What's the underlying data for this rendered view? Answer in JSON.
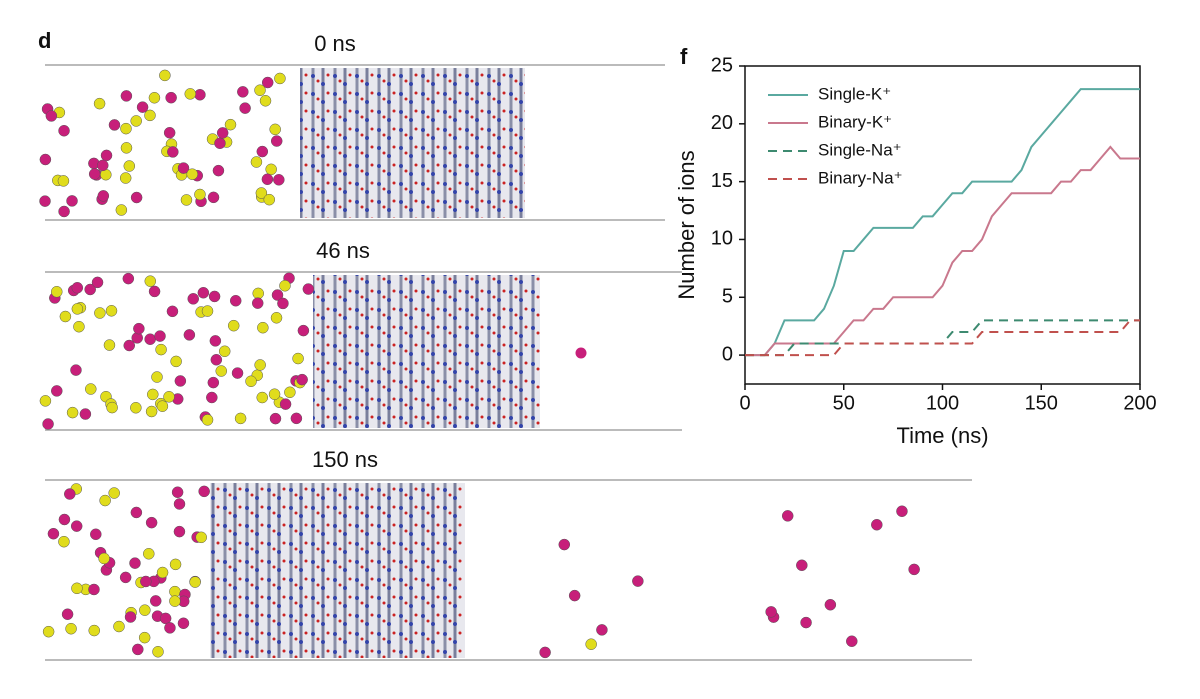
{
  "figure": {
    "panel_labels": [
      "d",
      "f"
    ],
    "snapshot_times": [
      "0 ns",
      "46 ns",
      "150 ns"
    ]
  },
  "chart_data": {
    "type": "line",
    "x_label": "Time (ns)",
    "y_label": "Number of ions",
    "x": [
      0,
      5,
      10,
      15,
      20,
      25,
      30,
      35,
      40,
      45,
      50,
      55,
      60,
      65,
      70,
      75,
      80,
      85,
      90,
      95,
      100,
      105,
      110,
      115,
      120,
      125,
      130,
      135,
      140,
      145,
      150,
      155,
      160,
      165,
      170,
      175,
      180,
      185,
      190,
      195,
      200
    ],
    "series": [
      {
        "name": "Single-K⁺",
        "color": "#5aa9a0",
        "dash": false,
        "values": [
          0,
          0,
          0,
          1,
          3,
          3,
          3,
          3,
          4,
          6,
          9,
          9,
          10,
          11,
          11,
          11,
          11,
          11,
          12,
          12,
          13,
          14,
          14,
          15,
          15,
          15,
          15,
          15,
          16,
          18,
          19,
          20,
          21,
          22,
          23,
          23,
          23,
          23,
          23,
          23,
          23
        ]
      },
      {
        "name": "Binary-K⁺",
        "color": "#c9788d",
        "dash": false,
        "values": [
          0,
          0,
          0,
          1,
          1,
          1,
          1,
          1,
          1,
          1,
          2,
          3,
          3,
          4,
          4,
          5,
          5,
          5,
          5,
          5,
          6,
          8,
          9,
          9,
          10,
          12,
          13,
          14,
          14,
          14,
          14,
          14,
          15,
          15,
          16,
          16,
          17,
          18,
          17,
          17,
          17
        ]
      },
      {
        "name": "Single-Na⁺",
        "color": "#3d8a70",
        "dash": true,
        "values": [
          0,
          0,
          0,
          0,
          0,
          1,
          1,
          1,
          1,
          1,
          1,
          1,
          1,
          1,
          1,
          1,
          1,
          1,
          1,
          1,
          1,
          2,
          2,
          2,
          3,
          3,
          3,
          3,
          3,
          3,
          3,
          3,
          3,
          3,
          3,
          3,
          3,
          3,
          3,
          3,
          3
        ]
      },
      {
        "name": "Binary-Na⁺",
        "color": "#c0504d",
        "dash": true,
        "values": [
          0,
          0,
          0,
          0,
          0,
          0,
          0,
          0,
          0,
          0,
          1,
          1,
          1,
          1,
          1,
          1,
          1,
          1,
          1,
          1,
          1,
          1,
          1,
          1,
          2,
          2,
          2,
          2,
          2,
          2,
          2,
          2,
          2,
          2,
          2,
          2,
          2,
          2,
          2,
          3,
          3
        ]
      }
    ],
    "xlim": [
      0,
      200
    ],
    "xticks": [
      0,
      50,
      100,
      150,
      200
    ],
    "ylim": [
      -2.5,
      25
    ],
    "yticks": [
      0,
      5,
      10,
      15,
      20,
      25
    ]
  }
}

* * *

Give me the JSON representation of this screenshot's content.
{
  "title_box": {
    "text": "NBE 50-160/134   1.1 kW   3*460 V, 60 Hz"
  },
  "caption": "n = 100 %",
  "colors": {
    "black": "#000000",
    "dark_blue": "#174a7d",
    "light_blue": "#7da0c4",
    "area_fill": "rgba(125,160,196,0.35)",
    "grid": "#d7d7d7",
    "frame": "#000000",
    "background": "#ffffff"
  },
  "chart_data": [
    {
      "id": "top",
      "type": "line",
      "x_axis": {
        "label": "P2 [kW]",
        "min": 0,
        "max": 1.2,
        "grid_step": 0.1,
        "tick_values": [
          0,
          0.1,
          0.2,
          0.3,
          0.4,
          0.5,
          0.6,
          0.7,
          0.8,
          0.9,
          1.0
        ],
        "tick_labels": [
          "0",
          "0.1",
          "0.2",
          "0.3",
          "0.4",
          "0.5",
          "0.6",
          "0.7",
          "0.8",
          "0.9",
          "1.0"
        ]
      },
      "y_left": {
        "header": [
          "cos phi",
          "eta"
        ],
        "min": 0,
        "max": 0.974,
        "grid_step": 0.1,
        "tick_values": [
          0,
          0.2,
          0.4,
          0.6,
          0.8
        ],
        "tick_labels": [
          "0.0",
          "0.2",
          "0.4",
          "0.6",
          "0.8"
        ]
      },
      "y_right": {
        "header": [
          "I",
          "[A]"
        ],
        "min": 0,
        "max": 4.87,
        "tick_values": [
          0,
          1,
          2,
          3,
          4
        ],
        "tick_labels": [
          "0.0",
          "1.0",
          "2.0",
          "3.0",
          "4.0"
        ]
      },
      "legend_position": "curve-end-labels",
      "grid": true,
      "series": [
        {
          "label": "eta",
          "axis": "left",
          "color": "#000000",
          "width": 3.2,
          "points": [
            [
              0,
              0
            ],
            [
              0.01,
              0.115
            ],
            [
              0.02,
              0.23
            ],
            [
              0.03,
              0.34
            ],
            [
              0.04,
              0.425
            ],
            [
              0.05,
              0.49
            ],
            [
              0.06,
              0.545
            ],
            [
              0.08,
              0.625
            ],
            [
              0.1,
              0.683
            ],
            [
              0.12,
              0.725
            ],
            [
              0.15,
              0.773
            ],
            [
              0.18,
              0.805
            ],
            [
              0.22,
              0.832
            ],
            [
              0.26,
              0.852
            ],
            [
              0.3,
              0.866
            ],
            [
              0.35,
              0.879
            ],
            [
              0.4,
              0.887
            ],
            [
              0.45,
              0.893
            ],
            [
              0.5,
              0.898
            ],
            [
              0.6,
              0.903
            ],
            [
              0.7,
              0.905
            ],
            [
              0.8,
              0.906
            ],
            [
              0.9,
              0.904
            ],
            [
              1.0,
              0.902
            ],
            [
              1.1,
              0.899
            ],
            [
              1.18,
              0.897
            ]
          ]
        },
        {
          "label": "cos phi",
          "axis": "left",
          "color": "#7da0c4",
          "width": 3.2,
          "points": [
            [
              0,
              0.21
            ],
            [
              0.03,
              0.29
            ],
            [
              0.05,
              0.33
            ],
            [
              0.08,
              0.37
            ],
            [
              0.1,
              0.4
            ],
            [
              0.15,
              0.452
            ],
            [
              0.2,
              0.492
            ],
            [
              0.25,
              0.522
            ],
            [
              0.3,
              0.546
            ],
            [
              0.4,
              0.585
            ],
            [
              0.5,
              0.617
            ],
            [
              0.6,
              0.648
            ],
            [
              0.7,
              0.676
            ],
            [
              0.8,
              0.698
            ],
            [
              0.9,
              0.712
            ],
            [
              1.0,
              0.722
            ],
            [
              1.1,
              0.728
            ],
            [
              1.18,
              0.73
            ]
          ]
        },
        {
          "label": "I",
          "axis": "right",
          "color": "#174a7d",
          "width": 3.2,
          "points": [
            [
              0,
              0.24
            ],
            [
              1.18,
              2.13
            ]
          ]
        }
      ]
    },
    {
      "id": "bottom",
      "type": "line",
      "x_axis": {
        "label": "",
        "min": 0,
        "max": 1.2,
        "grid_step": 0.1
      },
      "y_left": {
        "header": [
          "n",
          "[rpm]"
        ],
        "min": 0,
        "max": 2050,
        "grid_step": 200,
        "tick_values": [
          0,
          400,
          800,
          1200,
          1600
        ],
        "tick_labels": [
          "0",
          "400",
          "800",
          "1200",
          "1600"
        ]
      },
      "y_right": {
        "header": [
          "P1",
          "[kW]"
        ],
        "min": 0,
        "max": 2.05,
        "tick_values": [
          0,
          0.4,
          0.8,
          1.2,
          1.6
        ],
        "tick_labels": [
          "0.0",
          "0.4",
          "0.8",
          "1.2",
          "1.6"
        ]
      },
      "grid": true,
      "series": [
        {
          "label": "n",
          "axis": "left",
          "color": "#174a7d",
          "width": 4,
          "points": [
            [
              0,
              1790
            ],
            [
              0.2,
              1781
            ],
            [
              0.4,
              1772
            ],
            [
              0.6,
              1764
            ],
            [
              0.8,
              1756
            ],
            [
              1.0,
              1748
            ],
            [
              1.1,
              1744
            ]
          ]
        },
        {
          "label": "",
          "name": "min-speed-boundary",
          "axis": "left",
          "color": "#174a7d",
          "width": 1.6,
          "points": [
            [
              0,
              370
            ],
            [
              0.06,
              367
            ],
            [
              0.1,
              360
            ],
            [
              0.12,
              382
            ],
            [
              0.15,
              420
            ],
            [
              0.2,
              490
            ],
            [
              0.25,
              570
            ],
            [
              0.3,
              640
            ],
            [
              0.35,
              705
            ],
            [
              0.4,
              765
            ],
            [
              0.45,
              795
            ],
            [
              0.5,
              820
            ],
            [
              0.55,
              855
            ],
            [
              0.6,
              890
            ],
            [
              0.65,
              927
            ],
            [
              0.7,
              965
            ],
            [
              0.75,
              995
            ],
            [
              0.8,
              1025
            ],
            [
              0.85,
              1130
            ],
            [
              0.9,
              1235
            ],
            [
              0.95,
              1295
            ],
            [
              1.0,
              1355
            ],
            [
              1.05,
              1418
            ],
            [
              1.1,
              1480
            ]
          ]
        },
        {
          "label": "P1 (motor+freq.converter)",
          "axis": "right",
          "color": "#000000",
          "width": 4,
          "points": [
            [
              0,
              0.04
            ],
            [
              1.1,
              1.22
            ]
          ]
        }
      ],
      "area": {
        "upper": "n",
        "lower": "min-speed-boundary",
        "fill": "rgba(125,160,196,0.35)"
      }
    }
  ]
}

#### DIRECTIONS
Return each line of the listing that holds the string "this".

#### CORRECT RESPONSE
What's the underlying data for this rendered view? Answer in JSON.
Give me the JSON representation of this screenshot's content.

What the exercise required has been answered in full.